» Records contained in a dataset
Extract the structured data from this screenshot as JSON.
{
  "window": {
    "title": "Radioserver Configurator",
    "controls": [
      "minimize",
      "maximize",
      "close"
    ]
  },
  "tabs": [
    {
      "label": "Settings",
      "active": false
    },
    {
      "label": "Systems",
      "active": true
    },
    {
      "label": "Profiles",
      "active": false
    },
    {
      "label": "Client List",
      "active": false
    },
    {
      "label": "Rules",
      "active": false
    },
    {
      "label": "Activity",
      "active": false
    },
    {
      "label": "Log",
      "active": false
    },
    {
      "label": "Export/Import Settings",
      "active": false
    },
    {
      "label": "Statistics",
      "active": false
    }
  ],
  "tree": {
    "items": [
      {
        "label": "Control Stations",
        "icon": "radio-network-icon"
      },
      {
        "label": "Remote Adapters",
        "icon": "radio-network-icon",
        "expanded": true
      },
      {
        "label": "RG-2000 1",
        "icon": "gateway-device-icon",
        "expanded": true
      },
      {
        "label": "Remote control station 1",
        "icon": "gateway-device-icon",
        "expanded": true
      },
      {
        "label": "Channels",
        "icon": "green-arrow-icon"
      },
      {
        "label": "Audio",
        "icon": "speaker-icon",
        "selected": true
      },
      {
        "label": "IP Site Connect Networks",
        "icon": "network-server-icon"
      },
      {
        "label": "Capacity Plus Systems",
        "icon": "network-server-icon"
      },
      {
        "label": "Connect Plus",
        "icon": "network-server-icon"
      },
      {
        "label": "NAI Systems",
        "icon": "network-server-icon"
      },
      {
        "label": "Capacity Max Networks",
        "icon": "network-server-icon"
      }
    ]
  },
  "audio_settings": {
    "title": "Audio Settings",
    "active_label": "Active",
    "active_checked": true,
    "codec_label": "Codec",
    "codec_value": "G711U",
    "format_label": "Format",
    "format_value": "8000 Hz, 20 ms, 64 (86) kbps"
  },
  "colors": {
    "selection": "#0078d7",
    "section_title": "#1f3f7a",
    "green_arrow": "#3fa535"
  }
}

» EXERCISE
Repeat every record, keeping each word and mark exactly as it is.

» ANSWER FOR THIS EXERCISE
Extract the structured data from this screenshot as JSON.
{
  "window": {
    "title": "Radioserver Configurator",
    "controls": [
      "minimize",
      "maximize",
      "close"
    ]
  },
  "tabs": [
    {
      "label": "Settings",
      "active": false
    },
    {
      "label": "Systems",
      "active": true
    },
    {
      "label": "Profiles",
      "active": false
    },
    {
      "label": "Client List",
      "active": false
    },
    {
      "label": "Rules",
      "active": false
    },
    {
      "label": "Activity",
      "active": false
    },
    {
      "label": "Log",
      "active": false
    },
    {
      "label": "Export/Import Settings",
      "active": false
    },
    {
      "label": "Statistics",
      "active": false
    }
  ],
  "tree": {
    "items": [
      {
        "label": "Control Stations",
        "icon": "radio-network-icon"
      },
      {
        "label": "Remote Adapters",
        "icon": "radio-network-icon",
        "expanded": true
      },
      {
        "label": "RG-2000 1",
        "icon": "gateway-device-icon",
        "expanded": true
      },
      {
        "label": "Remote control station 1",
        "icon": "gateway-device-icon",
        "expanded": true
      },
      {
        "label": "Channels",
        "icon": "green-arrow-icon"
      },
      {
        "label": "Audio",
        "icon": "speaker-icon",
        "selected": true
      },
      {
        "label": "IP Site Connect Networks",
        "icon": "network-server-icon"
      },
      {
        "label": "Capacity Plus Systems",
        "icon": "network-server-icon"
      },
      {
        "label": "Connect Plus",
        "icon": "network-server-icon"
      },
      {
        "label": "NAI Systems",
        "icon": "network-server-icon"
      },
      {
        "label": "Capacity Max Networks",
        "icon": "network-server-icon"
      }
    ]
  },
  "audio_settings": {
    "title": "Audio Settings",
    "active_label": "Active",
    "active_checked": true,
    "codec_label": "Codec",
    "codec_value": "G711U",
    "format_label": "Format",
    "format_value": "8000 Hz, 20 ms, 64 (86) kbps"
  },
  "colors": {
    "selection": "#0078d7",
    "section_title": "#1f3f7a",
    "green_arrow": "#3fa535"
  }
}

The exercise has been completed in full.